— START Materials provided —

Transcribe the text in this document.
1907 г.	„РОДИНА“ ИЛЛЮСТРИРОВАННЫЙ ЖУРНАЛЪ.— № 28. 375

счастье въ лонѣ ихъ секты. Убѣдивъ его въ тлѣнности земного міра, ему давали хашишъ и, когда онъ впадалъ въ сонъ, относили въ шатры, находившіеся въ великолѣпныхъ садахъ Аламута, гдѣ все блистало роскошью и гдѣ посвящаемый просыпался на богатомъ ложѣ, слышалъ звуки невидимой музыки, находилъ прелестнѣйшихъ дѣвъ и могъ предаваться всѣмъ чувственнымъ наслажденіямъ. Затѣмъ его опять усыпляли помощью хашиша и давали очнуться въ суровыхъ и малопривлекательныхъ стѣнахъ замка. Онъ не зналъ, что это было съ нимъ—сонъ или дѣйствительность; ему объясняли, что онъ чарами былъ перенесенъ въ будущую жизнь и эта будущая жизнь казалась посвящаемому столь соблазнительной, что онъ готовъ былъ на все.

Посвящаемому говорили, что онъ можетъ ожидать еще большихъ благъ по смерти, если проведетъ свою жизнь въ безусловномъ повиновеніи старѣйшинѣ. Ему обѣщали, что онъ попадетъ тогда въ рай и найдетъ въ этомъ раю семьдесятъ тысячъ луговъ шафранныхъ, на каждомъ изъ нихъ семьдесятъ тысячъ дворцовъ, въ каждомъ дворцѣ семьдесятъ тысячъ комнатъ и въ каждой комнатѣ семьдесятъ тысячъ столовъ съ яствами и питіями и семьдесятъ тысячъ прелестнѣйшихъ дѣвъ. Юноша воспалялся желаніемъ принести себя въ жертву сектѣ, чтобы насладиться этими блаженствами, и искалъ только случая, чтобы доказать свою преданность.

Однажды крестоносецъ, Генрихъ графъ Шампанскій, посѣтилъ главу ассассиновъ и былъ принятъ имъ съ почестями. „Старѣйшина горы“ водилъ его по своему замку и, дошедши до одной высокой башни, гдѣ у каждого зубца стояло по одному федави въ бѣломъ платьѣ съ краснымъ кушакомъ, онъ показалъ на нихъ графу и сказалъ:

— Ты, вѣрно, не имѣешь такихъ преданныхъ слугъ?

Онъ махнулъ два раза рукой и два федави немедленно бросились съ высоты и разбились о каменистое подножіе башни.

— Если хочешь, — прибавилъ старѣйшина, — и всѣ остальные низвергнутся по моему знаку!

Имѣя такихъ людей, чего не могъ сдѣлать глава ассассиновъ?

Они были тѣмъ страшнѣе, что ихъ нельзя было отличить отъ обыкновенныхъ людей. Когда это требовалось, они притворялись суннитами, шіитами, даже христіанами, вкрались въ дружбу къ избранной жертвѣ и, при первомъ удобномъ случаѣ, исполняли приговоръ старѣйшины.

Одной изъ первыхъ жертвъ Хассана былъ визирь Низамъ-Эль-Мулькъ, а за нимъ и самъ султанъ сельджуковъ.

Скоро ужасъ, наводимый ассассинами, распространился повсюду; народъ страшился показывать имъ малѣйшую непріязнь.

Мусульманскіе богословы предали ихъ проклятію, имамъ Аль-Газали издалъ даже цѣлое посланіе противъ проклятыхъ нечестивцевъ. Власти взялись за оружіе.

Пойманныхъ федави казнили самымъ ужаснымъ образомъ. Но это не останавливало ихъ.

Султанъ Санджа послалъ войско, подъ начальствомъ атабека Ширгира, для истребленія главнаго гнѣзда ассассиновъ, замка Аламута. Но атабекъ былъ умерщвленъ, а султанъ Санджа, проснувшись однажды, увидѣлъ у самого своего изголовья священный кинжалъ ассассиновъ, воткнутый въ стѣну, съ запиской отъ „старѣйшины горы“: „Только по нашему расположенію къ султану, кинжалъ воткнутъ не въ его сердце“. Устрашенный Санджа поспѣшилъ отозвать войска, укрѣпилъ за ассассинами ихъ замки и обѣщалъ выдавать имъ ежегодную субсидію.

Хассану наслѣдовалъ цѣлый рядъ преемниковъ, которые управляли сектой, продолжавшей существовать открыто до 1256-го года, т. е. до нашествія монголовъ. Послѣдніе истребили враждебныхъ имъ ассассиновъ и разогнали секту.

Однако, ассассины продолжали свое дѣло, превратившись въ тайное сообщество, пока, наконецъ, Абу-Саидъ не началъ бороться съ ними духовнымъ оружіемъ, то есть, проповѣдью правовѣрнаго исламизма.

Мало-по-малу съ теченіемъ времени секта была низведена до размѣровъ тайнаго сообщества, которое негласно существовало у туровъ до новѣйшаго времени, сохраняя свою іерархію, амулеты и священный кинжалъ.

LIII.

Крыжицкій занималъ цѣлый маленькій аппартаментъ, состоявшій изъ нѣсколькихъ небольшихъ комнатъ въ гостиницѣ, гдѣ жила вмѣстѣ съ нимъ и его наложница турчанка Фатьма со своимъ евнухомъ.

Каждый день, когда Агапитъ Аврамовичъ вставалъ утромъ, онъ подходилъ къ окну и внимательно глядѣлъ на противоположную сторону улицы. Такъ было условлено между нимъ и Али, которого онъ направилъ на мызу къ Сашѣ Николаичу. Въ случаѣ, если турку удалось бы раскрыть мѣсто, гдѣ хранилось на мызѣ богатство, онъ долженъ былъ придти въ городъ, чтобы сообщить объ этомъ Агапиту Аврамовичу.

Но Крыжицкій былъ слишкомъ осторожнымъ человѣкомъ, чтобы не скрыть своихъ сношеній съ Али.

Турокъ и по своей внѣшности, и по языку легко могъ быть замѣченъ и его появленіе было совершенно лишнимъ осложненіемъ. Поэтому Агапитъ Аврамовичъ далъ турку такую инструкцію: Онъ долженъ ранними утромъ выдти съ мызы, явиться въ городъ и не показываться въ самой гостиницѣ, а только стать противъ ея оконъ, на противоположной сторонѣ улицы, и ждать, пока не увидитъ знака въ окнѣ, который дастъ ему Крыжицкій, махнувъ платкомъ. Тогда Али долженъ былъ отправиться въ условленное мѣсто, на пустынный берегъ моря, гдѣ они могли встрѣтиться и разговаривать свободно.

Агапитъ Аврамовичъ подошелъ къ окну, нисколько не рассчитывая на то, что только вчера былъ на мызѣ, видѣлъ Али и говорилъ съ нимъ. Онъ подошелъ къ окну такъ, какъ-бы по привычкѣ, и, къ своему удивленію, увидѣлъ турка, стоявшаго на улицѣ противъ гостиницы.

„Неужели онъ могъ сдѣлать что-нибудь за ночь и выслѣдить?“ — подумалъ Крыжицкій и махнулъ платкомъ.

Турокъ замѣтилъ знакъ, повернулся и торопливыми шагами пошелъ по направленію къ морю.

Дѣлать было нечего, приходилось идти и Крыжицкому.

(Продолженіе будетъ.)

— END Materials provided —

## [Exercise details]
Extract all of the data shown above without alteration.

## [The solution]
Transcribe the text in this document.
1907 г.	„РОДИНА“ ИЛЛЮСТРИРОВАННЫЙ ЖУРНАЛЪ.— № 28. 375

счастье въ лонѣ ихъ секты. Убѣдивъ его въ тлѣнности земного міра, ему давали хашишъ и, когда онъ впадалъ въ сонъ, относили въ шатры, находившіеся въ великолѣпныхъ садахъ Аламута, гдѣ все блистало роскошью и гдѣ посвящаемый просыпался на богатомъ ложѣ, слышалъ звуки невидимой музыки, находилъ прелестнѣйшихъ дѣвъ и могъ предаваться всѣмъ чувственнымъ наслажденіямъ. Затѣмъ его опять усыпляли помощью хашиша и давали очнуться въ суровыхъ и малопривлекательныхъ стѣнахъ замка. Онъ не зналъ, что это было съ нимъ—сонъ или дѣйствительность; ему объясняли, что онъ чарами былъ перенесенъ въ будущую жизнь и эта будущая жизнь казалась посвящаемому столь соблазнительной, что онъ готовъ былъ на все.

Посвящаемому говорили, что онъ можетъ ожидать еще большихъ благъ по смерти, если проведетъ свою жизнь въ безусловномъ повиновеніи старѣйшинѣ. Ему обѣщали, что онъ попадетъ тогда въ рай и найдетъ въ этомъ раю семьдесятъ тысячъ луговъ шафранныхъ, на каждомъ изъ нихъ семьдесятъ тысячъ дворцовъ, въ каждомъ дворцѣ семьдесятъ тысячъ комнатъ и въ каждой комнатѣ семьдесятъ тысячъ столовъ съ яствами и питіями и семьдесятъ тысячъ прелестнѣйшихъ дѣвъ. Юноша воспалялся желаніемъ принести себя въ жертву сектѣ, чтобы насладиться этими блаженствами, и искалъ только случая, чтобы доказать свою преданность.

Однажды крестоносецъ, Генрихъ графъ Шампанскій, посѣтилъ главу ассассиновъ и былъ принятъ имъ съ почестями. „Старѣйшина горы“ водилъ его по своему замку и, дошедши до одной высокой башни, гдѣ у каждого зубца стояло по одному федави въ бѣломъ платьѣ съ краснымъ кушакомъ, онъ показалъ на нихъ графу и сказалъ:

— Ты, вѣрно, не имѣешь такихъ преданныхъ слугъ?

Онъ махнулъ два раза рукой и два федави немедленно бросились съ высоты и разбились о каменистое подножіе башни.

— Если хочешь, — прибавилъ старѣйшина, — и всѣ остальные низвергнутся по моему знаку!

Имѣя такихъ людей, чего не могъ сдѣлать глава ассассиновъ?

Они были тѣмъ страшнѣе, что ихъ нельзя было отличить отъ обыкновенныхъ людей. Когда это требовалось, они притворялись суннитами, шіитами, даже христіанами, вкрались въ дружбу къ избранной жертвѣ и, при первомъ удобномъ случаѣ, исполняли приговоръ старѣйшины.

Одной изъ первыхъ жертвъ Хассана былъ визирь Низамъ-Эль-Мулькъ, а за нимъ и самъ султанъ сельджуковъ.

Скоро ужасъ, наводимый ассассинами, распространился повсюду; народъ страшился показывать имъ малѣйшую непріязнь.

Мусульманскіе богословы предали ихъ проклятію, имамъ Аль-Газали издалъ даже цѣлое посланіе противъ проклятыхъ нечестивцевъ. Власти взялись за оружіе.

Пойманныхъ федави казнили самымъ ужаснымъ образомъ. Но это не останавливало ихъ.

Султанъ Санджа послалъ войско, подъ начальствомъ атабека Ширгира, для истребленія главнаго гнѣзда ассассиновъ, замка Аламута. Но атабекъ былъ умерщвленъ, а султанъ Санджа, проснувшись однажды, увидѣлъ у самого своего изголовья священный кинжалъ ассассиновъ, воткнутый въ стѣну, съ запиской отъ „старѣйшины горы“: „Только по нашему расположенію къ султану, кинжалъ воткнутъ не въ его сердце“. Устрашенный Санджа поспѣшилъ отозвать войска, укрѣпилъ за ассассинами ихъ замки и обѣщалъ выдавать имъ ежегодную субсидію.

Хассану наслѣдовалъ цѣлый рядъ преемниковъ, которые управляли сектой, продолжавшей существовать открыто до 1256-го года, т. е. до нашествія монголовъ. Послѣдніе истребили враждебныхъ имъ ассассиновъ и разогнали секту.

Однако, ассассины продолжали свое дѣло, превратившись въ тайное сообщество, пока, наконецъ, Абу-Саидъ не началъ бороться съ ними духовнымъ оружіемъ, то есть, проповѣдью правовѣрнаго исламизма.

Мало-по-малу съ теченіемъ времени секта была низведена до размѣровъ тайнаго сообщества, которое негласно существовало у туровъ до новѣйшаго времени, сохраняя свою іерархію, амулеты и священный кинжалъ.

LIII.

Крыжицкій занималъ цѣлый маленькій аппартаментъ, состоявшій изъ нѣсколькихъ небольшихъ комнатъ въ гостиницѣ, гдѣ жила вмѣстѣ съ нимъ и его наложница турчанка Фатьма со своимъ евнухомъ.

Каждый день, когда Агапитъ Аврамовичъ вставалъ утромъ, онъ подходилъ къ окну и внимательно глядѣлъ на противоположную сторону улицы. Такъ было условлено между нимъ и Али, которого онъ направилъ на мызу къ Сашѣ Николаичу. Въ случаѣ, если турку удалось бы раскрыть мѣсто, гдѣ хранилось на мызѣ богатство, онъ долженъ былъ придти въ городъ, чтобы сообщить объ этомъ Агапиту Аврамовичу.

Но Крыжицкій былъ слишкомъ осторожнымъ человѣкомъ, чтобы не скрыть своихъ сношеній съ Али.

Турокъ и по своей внѣшности, и по языку легко могъ быть замѣченъ и его появленіе было совершенно лишнимъ осложненіемъ. Поэтому Агапитъ Аврамовичъ далъ турку такую инструкцію: Онъ долженъ ранними утромъ выдти съ мызы, явиться въ городъ и не показываться въ самой гостиницѣ, а только стать противъ ея оконъ, на противоположной сторонѣ улицы, и ждать, пока не увидитъ знака въ окнѣ, который дастъ ему Крыжицкій, махнувъ платкомъ. Тогда Али долженъ былъ отправиться въ условленное мѣсто, на пустынный берегъ моря, гдѣ они могли встрѣтиться и разговаривать свободно.

Агапитъ Аврамовичъ подошелъ къ окну, нисколько не рассчитывая на то, что только вчера былъ на мызѣ, видѣлъ Али и говорилъ съ нимъ. Онъ подошелъ къ окну такъ, какъ-бы по привычкѣ, и, къ своему удивленію, увидѣлъ турка, стоявшаго на улицѣ противъ гостиницы.

„Неужели онъ могъ сдѣлать что-нибудь за ночь и выслѣдить?“ — подумалъ Крыжицкій и махнулъ платкомъ.

Турокъ замѣтилъ знакъ, повернулся и торопливыми шагами пошелъ по направленію къ морю.

Дѣлать было нечего, приходилось идти и Крыжицкому.

(Продолженіе будетъ.)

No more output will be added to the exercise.